### DESCRIPTION OF THE TASK
All lines featuring the string "Registro" are to be listed.

### MATERIAL FOR THE TASK
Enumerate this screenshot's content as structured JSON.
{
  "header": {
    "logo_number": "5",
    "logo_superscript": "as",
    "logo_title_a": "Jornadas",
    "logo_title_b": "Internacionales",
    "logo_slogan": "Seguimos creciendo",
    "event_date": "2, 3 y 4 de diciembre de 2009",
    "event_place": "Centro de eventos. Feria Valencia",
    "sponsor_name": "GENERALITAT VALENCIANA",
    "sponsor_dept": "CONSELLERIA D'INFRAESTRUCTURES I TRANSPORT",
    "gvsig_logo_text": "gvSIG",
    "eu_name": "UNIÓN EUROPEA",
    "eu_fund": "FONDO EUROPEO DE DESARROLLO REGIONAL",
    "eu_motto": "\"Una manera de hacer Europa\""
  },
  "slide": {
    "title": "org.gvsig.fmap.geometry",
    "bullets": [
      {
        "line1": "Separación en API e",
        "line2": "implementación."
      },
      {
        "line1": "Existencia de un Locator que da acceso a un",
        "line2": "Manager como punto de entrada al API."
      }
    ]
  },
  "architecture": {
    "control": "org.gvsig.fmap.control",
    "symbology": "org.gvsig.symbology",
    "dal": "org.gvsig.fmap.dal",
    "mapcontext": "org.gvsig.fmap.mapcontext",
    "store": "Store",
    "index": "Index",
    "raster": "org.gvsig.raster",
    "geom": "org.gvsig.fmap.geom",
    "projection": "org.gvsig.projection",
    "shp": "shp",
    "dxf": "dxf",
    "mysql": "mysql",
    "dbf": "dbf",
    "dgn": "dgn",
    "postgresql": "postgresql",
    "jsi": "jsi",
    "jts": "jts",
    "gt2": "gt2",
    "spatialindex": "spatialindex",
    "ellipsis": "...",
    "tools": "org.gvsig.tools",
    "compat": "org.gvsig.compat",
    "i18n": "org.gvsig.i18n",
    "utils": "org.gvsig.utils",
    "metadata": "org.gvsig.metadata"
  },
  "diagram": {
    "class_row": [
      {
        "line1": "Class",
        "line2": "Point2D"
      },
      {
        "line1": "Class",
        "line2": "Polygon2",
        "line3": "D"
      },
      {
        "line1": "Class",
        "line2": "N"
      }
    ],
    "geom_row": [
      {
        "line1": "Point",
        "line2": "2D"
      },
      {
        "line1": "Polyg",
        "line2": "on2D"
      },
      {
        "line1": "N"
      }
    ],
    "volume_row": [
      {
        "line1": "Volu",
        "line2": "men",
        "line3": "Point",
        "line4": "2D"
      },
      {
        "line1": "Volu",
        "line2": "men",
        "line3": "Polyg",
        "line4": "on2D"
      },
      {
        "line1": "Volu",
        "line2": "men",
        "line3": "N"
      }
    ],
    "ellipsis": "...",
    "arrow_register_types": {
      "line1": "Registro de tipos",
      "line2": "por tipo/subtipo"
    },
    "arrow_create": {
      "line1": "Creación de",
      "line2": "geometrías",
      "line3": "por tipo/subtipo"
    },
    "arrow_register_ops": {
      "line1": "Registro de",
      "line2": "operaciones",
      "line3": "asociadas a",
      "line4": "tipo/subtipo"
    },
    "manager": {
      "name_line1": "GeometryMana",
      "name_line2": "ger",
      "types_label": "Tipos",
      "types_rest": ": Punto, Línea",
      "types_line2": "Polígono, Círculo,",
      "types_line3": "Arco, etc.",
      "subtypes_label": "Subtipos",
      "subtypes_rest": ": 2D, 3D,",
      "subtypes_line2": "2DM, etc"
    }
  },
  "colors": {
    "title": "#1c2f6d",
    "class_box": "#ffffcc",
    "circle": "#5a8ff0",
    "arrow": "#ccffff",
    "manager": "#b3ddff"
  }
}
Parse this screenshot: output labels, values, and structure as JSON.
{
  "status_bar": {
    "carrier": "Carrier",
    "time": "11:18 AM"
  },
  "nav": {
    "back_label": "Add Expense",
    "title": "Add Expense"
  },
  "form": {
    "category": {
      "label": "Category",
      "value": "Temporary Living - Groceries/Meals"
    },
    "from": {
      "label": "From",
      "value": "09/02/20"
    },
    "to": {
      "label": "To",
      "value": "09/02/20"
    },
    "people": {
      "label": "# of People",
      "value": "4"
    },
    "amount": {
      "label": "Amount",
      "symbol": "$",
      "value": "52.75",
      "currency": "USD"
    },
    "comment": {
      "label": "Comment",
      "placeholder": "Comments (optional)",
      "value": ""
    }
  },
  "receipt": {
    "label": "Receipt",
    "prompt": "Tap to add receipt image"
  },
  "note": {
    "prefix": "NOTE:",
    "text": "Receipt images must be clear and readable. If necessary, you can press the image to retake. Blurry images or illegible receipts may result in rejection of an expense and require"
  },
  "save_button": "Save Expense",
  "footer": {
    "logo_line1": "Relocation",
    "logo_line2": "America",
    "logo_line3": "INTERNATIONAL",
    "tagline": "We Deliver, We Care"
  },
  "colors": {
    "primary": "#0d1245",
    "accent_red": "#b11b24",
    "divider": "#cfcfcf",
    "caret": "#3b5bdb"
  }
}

### TASK RESULT
      "line1": "Registro de tipos",
      "line1": "Registro de",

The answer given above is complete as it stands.